Reproduce all of the data word for word.

== Exercise inputs ==

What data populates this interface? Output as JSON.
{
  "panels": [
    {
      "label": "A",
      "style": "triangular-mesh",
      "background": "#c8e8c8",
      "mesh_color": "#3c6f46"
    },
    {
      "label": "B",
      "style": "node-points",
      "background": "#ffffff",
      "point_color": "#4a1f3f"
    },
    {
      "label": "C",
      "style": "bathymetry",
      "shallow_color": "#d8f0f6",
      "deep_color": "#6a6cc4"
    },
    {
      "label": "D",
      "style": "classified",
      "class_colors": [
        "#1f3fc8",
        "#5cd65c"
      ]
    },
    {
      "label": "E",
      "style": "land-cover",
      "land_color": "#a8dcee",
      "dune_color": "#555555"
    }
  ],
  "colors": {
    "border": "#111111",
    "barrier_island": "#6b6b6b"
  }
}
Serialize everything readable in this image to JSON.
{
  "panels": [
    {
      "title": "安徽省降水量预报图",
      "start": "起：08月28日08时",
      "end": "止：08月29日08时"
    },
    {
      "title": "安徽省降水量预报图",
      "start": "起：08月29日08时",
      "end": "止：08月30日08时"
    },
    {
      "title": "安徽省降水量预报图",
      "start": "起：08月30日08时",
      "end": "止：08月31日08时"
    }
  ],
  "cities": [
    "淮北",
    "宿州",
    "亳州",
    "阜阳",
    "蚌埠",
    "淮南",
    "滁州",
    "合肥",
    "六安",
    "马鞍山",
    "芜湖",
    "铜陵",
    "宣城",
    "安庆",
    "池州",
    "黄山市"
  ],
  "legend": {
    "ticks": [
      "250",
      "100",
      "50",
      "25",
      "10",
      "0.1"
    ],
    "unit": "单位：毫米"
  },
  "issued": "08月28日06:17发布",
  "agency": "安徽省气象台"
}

===

Exercise result ->
What data populates this interface? Output as JSON.
{
  "panels": [
    {
      "label": "A",
      "style": "triangular-mesh",
      "background": "#c8e8c8",
      "mesh_color": "#3c6f46"
    },
    {
      "label": "B",
      "style": "node-points",
      "background": "#ffffff",
      "point_color": "#4a1f3f"
    },
    {
      "label": "C",
      "style": "bathymetry",
      "shallow_color": "#d8f0f6",
      "deep_color": "#6a6cc4"
    },
    {
      "label": "D",
      "style": "classified",
      "class_colors": [
        "#1f3fc8",
        "#5cd65c"
      ]
    },
    {
      "label": "E",
      "style": "land-cover",
      "land_color": "#a8dcee",
      "dune_color": "#555555"
    }
  ],
  "colors": {
    "border": "#111111",
    "barrier_island": "#6b6b6b"
  }
}
Serialize everything readable in this image to JSON.
{
  "panels": [
    {
      "title": "安徽省降水量预报图",
      "start": "起：08月28日08时",
      "end": "止：08月29日08时"
    },
    {
      "title": "安徽省降水量预报图",
      "start": "起：08月29日08时",
      "end": "止：08月30日08时"
    },
    {
      "title": "安徽省降水量预报图",
      "start": "起：08月30日08时",
      "end": "止：08月31日08时"
    }
  ],
  "cities": [
    "淮北",
    "宿州",
    "亳州",
    "阜阳",
    "蚌埠",
    "淮南",
    "滁州",
    "合肥",
    "六安",
    "马鞍山",
    "芜湖",
    "铜陵",
    "宣城",
    "安庆",
    "池州",
    "黄山市"
  ],
  "legend": {
    "ticks": [
      "250",
      "100",
      "50",
      "25",
      "10",
      "0.1"
    ],
    "unit": "单位：毫米"
  },
  "issued": "08月28日06:17发布",
  "agency": "安徽省气象台"
}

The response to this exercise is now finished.